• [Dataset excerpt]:
•••

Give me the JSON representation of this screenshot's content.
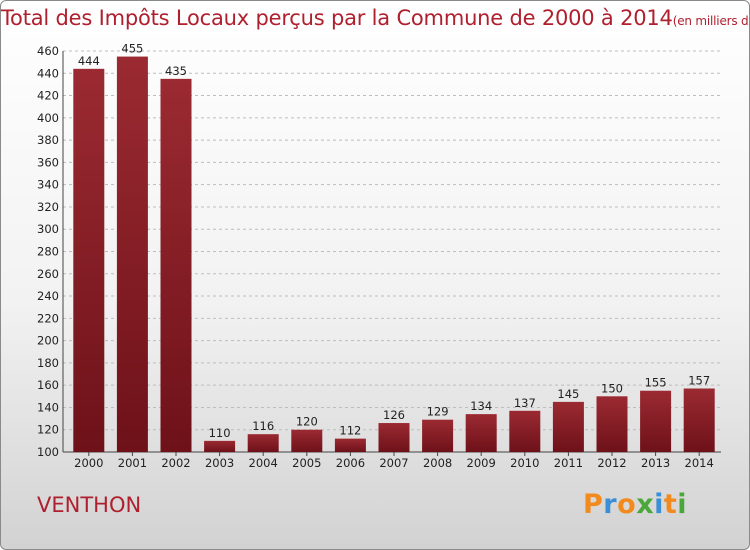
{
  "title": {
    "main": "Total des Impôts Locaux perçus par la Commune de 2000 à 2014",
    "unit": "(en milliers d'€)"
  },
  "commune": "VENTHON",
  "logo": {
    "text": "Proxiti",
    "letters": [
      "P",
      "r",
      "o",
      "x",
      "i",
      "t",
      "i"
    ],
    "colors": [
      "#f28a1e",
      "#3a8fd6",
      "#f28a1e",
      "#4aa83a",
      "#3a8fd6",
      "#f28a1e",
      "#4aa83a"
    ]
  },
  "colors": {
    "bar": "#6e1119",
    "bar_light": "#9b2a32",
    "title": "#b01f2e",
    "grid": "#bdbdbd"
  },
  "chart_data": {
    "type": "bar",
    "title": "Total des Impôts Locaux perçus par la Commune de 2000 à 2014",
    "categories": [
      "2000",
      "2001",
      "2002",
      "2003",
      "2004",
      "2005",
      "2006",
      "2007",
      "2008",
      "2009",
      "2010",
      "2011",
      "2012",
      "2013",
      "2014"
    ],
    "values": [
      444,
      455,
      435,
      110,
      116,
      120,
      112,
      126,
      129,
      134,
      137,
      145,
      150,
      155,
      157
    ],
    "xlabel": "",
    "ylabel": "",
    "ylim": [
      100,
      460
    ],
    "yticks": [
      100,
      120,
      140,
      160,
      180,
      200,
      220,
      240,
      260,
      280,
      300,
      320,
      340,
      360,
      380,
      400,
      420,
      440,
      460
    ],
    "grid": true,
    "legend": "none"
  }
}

•••

• [Goal of the exercise]: All of the data above should be quoted exactly, except for the pictures.

• [Answer to this problem]:
Give me the JSON representation of this screenshot's content.
{
  "title": {
    "main": "Total des Impôts Locaux perçus par la Commune de 2000 à 2014",
    "unit": "(en milliers d'€)"
  },
  "commune": "VENTHON",
  "logo": {
    "text": "Proxiti",
    "letters": [
      "P",
      "r",
      "o",
      "x",
      "i",
      "t",
      "i"
    ],
    "colors": [
      "#f28a1e",
      "#3a8fd6",
      "#f28a1e",
      "#4aa83a",
      "#3a8fd6",
      "#f28a1e",
      "#4aa83a"
    ]
  },
  "colors": {
    "bar": "#6e1119",
    "bar_light": "#9b2a32",
    "title": "#b01f2e",
    "grid": "#bdbdbd"
  },
  "chart_data": {
    "type": "bar",
    "title": "Total des Impôts Locaux perçus par la Commune de 2000 à 2014",
    "categories": [
      "2000",
      "2001",
      "2002",
      "2003",
      "2004",
      "2005",
      "2006",
      "2007",
      "2008",
      "2009",
      "2010",
      "2011",
      "2012",
      "2013",
      "2014"
    ],
    "values": [
      444,
      455,
      435,
      110,
      116,
      120,
      112,
      126,
      129,
      134,
      137,
      145,
      150,
      155,
      157
    ],
    "xlabel": "",
    "ylabel": "",
    "ylim": [
      100,
      460
    ],
    "yticks": [
      100,
      120,
      140,
      160,
      180,
      200,
      220,
      240,
      260,
      280,
      300,
      320,
      340,
      360,
      380,
      400,
      420,
      440,
      460
    ],
    "grid": true,
    "legend": "none"
  }
}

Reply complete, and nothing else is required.